_DIRECTIONS FOR THIS TASK_: Reproduce the full listing below unchanged, apart from the pictures.

_INFORMATION GIVEN_:
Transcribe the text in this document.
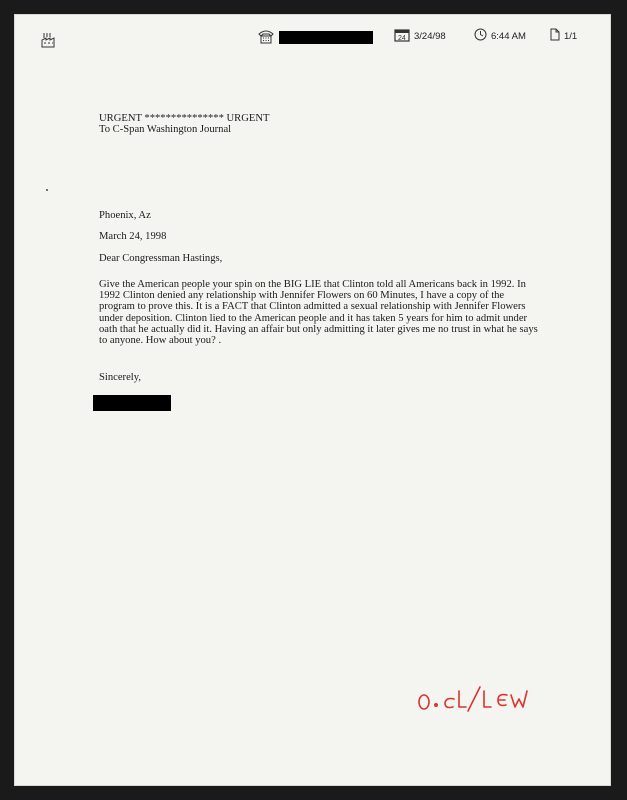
24 3/24/98	6:44 AM	1/1

URGENT *************** URGENT

To C-Span Washington Journal

Phoenix, Az

March 24, 1998

Dear Congressman Hastings,

Give the American people your spin on the BIG LIE that Clinton told all Americans back in 1992. In 1992 Clinton denied any relationship with Jennifer Flowers on 60 Minutes, I have a copy of the program to prove this. It is a FACT that Clinton admitted a sexual relationship with Jennifer Flowers under deposition. Clinton lied to the American people and it has taken 5 years for him to admit under oath that he actually did it. Having an affair but only admitting it later gives me no trust in what he says to anyone. How about you? .

Sincerely,
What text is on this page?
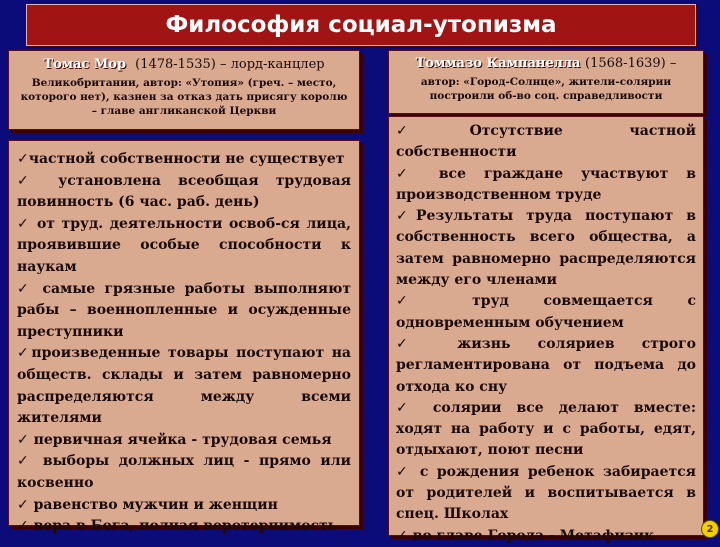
Философия социал-утопизма
Томас Мор (1478-1535) – лорд-канцлер
Великобритании, автор: «Утопия» (греч. – место, которого нет), казнен за отказ дать присягу королю – главе англиканской Церкви
✓частной собственности не существует
✓ установлена всеобщая трудовая повинность (6 час. раб. день)
✓ от труд. деятельности освоб-ся лица, проявившие особые способности к наукам
✓ самые грязные работы выполняют рабы – военнопленные и осужденные преступники
✓произведенные товары поступают на обществ. склады и затем равномерно распределяются между всеми жителями
✓ первичная ячейка - трудовая семья
✓ выборы должных лиц - прямо или косвенно
✓ равенство мужчин и женщин
✓ вера в Бога, полная веротерпимость
Томмазо Кампанелла (1568-1639) –
автор: «Город-Солнце», жители-солярии построили об-во соц. справедливости
✓Отсутствие частной собственности
✓ все граждане участвуют в производственном труде
✓Результаты труда поступают в собственность всего общества, а затем равномерно распределяются между его членами
✓ труд совмещается с одновременным обучением
✓ жизнь соляриев строго регламентирована от подъема до отхода ко сну
✓ солярии все делают вместе: ходят на работу и с работы, едят, отдыхают, поют песни
✓ с рождения ребенок забирается от родителей и воспитывается в спец. Школах
✓ во главе Города - Метафизик	2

_ANSWER TO THIS TASK_:
Transcribe the text in this document.
24 3/24/98	6:44 AM	1/1

URGENT *************** URGENT

To C-Span Washington Journal

Phoenix, Az

March 24, 1998

Dear Congressman Hastings,

Give the American people your spin on the BIG LIE that Clinton told all Americans back in 1992. In 1992 Clinton denied any relationship with Jennifer Flowers on 60 Minutes, I have a copy of the program to prove this. It is a FACT that Clinton admitted a sexual relationship with Jennifer Flowers under deposition. Clinton lied to the American people and it has taken 5 years for him to admit under oath that he actually did it. Having an affair but only admitting it later gives me no trust in what he says to anyone. How about you? .

Sincerely,
What text is on this page?
Философия социал-утопизма
Томас Мор (1478-1535) – лорд-канцлер
Великобритании, автор: «Утопия» (греч. – место, которого нет), казнен за отказ дать присягу королю – главе англиканской Церкви
✓частной собственности не существует
✓ установлена всеобщая трудовая повинность (6 час. раб. день)
✓ от труд. деятельности освоб-ся лица, проявившие особые способности к наукам
✓ самые грязные работы выполняют рабы – военнопленные и осужденные преступники
✓произведенные товары поступают на обществ. склады и затем равномерно распределяются между всеми жителями
✓ первичная ячейка - трудовая семья
✓ выборы должных лиц - прямо или косвенно
✓ равенство мужчин и женщин
✓ вера в Бога, полная веротерпимость
Томмазо Кампанелла (1568-1639) –
автор: «Город-Солнце», жители-солярии построили об-во соц. справедливости
✓Отсутствие частной собственности
✓ все граждане участвуют в производственном труде
✓Результаты труда поступают в собственность всего общества, а затем равномерно распределяются между его членами
✓ труд совмещается с одновременным обучением
✓ жизнь соляриев строго регламентирована от подъема до отхода ко сну
✓ солярии все делают вместе: ходят на работу и с работы, едят, отдыхают, поют песни
✓ с рождения ребенок забирается от родителей и воспитывается в спец. Школах
✓ во главе Города - Метафизик	2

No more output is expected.